Том 19. Избранные письма 1882-1899 - Лев Толстой 19 стр.


Л. Толстой.

1890

141. А. И. Эртелю

1890 г. Января 15. Ясная Поляна.

Александр Иванович!

Ничего вам не могу сказать про Наполеона*. Да, я не изменил своего взгляда и даже скажу, что очень дорожу им. Светлых сторон не найдете, нельзя найти, пока не исчерпаются все темные, страшные, которые представляет это лицо. Самый драгоценный матерьял, это «Mémorial de St.Hélène»*. И записки доктора о нем*. Как ни раздувают они его величие, жалкая толстая фигура с брюхом, в шляпе, шляющаяся по острову и живущая только воспоминаниями своего бывшего quasi-величия, поразительно жалка и гадка. Меня страшно волновало всегда это чтение, и я очень жалею, что не пришлось коснуться этого периода жизни. Эти последние годы его жизни — где он играет в величие и сам видит, что не выходит — и в которые он оказывается совершенным нравственным банкротом, и смерть его — это должно быть очень важной и большой частью его жизнеописания.

Насчет повести моей, вчера отдали ее Стороженко*. Он хочет попытаться пропустить ее с вырезками. Переписываем теперь для переводчиков. Как будет время, то закажу для вас. Помогай вам бог. Хороши у вас работы затеяны и Будда* и Наполеон, как я его вспомнил. Ох, какую книгу, именно народную, можно написать, и именно вы. Ну, до свиданья. Все семейные вам кланяются.

Л. Толстой.

142. В. Г. Черткову

1890 г. Января 15. Ясная Поляна.

Давно не писал вам, так уж и не помню, на какое письмо не отвечал*. В памяти у меня главное ваши заметки на мою повесть*. Все совершенно верно, со всем согласен, но послесловие хотя и начал писать, едва ли напишу, и потому место о том, что идеал человечества есть не плодовитость, а исполнение закона достижения царства небесного, совпадающего с чистотою и воздержанием, это место надо оставить, как есть*. Мне тяжело теперь заниматься этим, да и просто не могу, a misunderstanding’ов* не минуешь. Вчера только был Стороженко, издатель Юрьевского сборника, и читал и ничего не понял. Он видит пессимизм, и я не мог растолковать ему. С этим надо помириться. Да многое мне теперь не только хочется писать, но и пишу, и все художественное. Пожалуйста, никому не говорите, я и дома не говорю. Последнее время комедия, которую у нас играли, так захватила меня, что я больше 10 дней все ей занимался, исправляя, дополняя ее с художественной точки зрения*. Вышло все-таки очень ничтожное и слабое произведение, но дело в том, что я на этом увидал, какое это унижающее душу занятие — художество. Человеку нынче-завтра умереть, и вдруг он озабоченно записывает фразу, которая в духе известного лица и смешна; и радуешься, что нашел. Вообще было совестно, но теперь, кажется, кончил. Список с последней редакции «Крейцеровой сонаты» жена списала и отдала Стороженке, он будет хлопотать*. Маша же наносит на ваш список все перемены, и мы пришлем его вам, чтобы вы отдали милому Ганзену*.

ЗАДАНИЯ >>
a - Переведите на английский язык предложение из выбранного отрывка: «Пожалуйста, никому не говорите, я и дома не говорю».
b - Кем в выбранном отрывке назван Стороженко?

ИСХОДНЫЕ ДАННЫЕ >>
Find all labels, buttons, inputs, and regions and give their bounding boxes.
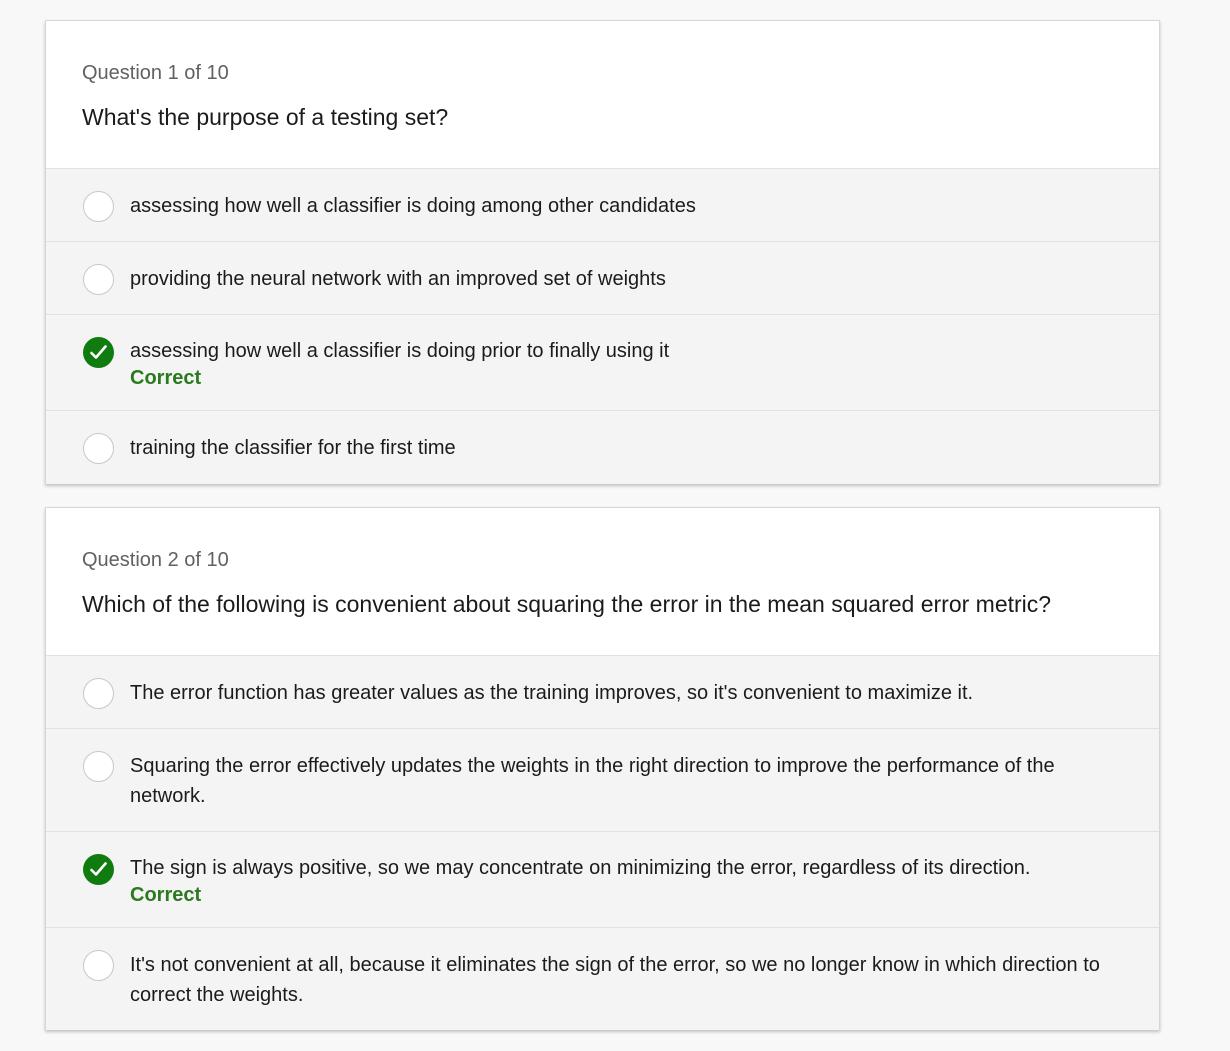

ОТВЕТЫ К УПРАЖНЕНИЮ >>
a - Please don't tell anyone; I don't talk about it at home either.

b - Издателем Юрьевского сборника.